▶ **GIVEN TASK**
Reproduce the listing that follows with no differences at all.

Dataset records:
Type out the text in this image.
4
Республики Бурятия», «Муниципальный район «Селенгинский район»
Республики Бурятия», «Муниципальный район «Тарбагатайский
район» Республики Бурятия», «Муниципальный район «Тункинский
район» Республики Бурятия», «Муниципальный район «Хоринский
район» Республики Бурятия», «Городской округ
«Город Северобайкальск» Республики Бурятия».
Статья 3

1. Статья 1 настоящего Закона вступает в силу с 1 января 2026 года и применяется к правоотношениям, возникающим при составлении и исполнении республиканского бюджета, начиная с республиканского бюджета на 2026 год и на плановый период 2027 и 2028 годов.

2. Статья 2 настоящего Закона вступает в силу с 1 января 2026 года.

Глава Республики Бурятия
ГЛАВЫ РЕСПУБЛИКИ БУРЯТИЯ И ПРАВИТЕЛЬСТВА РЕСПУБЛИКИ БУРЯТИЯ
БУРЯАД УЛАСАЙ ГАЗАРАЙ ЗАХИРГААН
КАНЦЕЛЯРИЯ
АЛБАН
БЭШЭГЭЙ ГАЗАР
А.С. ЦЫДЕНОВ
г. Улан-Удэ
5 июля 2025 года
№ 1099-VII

▶ **WORKED ANSWER**
Type out the text in this image.
4
Республики Бурятия», «Муниципальный район «Селенгинский район»
Республики Бурятия», «Муниципальный район «Тарбагатайский
район» Республики Бурятия», «Муниципальный район «Тункинский
район» Республики Бурятия», «Муниципальный район «Хоринский
район» Республики Бурятия», «Городской округ
«Город Северобайкальск» Республики Бурятия».
Статья 3

1. Статья 1 настоящего Закона вступает в силу с 1 января 2026 года и применяется к правоотношениям, возникающим при составлении и исполнении республиканского бюджета, начиная с республиканского бюджета на 2026 год и на плановый период 2027 и 2028 годов.

2. Статья 2 настоящего Закона вступает в силу с 1 января 2026 года.

Глава Республики Бурятия
ГЛАВЫ РЕСПУБЛИКИ БУРЯТИЯ И ПРАВИТЕЛЬСТВА РЕСПУБЛИКИ БУРЯТИЯ
БУРЯАД УЛАСАЙ ГАЗАРАЙ ЗАХИРГААН
КАНЦЕЛЯРИЯ
АЛБАН
БЭШЭГЭЙ ГАЗАР
А.С. ЦЫДЕНОВ
г. Улан-Удэ
5 июля 2025 года
№ 1099-VII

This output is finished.